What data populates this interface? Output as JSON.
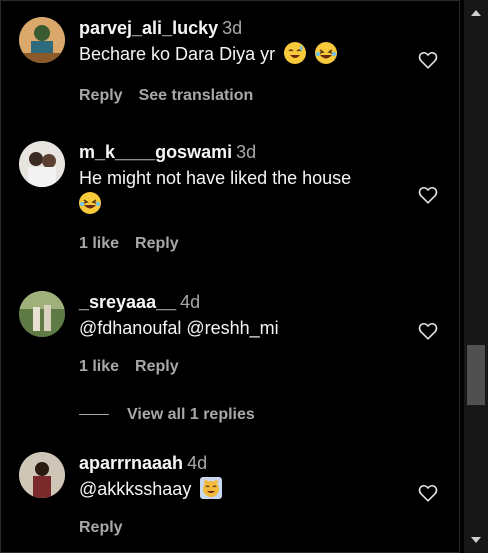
{
  "comments": [
    {
      "username": "parvej_ali_lucky",
      "time": "3d",
      "text": "Bechare ko Dara Diya yr",
      "emojis": [
        "grinning-sweat-emoji",
        "laughing-emoji"
      ],
      "actions": [
        "Reply",
        "See translation"
      ]
    },
    {
      "username": "m_k____goswami",
      "time": "3d",
      "text": "He might not have liked the house",
      "emojis": [
        "laughing-emoji"
      ],
      "actions": [
        "1 like",
        "Reply"
      ]
    },
    {
      "username": "_sreyaaa__",
      "time": "4d",
      "text": "@fdhanoufal @reshh_mi",
      "actions": [
        "1 like",
        "Reply"
      ]
    },
    {
      "username": "aparrrnaaah",
      "time": "4d",
      "text": "@akkksshaay",
      "emojis": [
        "smiling-cat-emoji"
      ],
      "actions": [
        "Reply"
      ]
    }
  ],
  "view_replies": "View all 1 replies",
  "icons": {
    "like": "heart-icon",
    "scroll_up": "scroll-up-arrow-icon",
    "scroll_down": "scroll-down-arrow-icon"
  },
  "colors": {
    "background": "#000000",
    "text": "#f5f5f5",
    "secondary_text": "#a8a8a8",
    "scrollbar_track": "#171717",
    "scrollbar_thumb": "#505050"
  }
}
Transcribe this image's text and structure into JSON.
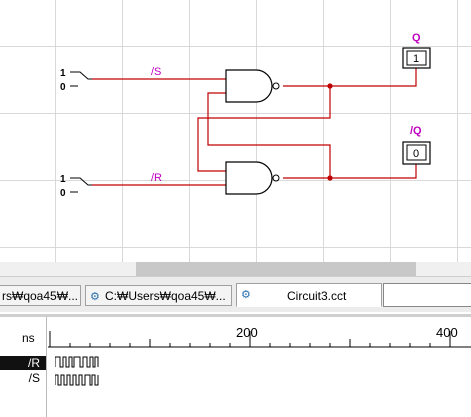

•••

= INSTRUCTIONS TO FOLLOW =
Reproduce the entries above without change, omitting all pictures.

= FULL OUTPUT =
What data populates this interface? Output as JSON.
{
  "comments": [
    {
      "username": "parvej_ali_lucky",
      "time": "3d",
      "text": "Bechare ko Dara Diya yr",
      "emojis": [
        "grinning-sweat-emoji",
        "laughing-emoji"
      ],
      "actions": [
        "Reply",
        "See translation"
      ]
    },
    {
      "username": "m_k____goswami",
      "time": "3d",
      "text": "He might not have liked the house",
      "emojis": [
        "laughing-emoji"
      ],
      "actions": [
        "1 like",
        "Reply"
      ]
    },
    {
      "username": "_sreyaaa__",
      "time": "4d",
      "text": "@fdhanoufal @reshh_mi",
      "actions": [
        "1 like",
        "Reply"
      ]
    },
    {
      "username": "aparrrnaaah",
      "time": "4d",
      "text": "@akkksshaay",
      "emojis": [
        "smiling-cat-emoji"
      ],
      "actions": [
        "Reply"
      ]
    }
  ],
  "view_replies": "View all 1 replies",
  "icons": {
    "like": "heart-icon",
    "scroll_up": "scroll-up-arrow-icon",
    "scroll_down": "scroll-down-arrow-icon"
  },
  "colors": {
    "background": "#000000",
    "text": "#f5f5f5",
    "secondary_text": "#a8a8a8",
    "scrollbar_track": "#171717",
    "scrollbar_thumb": "#505050"
  }
}
Transcribe this image's text and structure into JSON.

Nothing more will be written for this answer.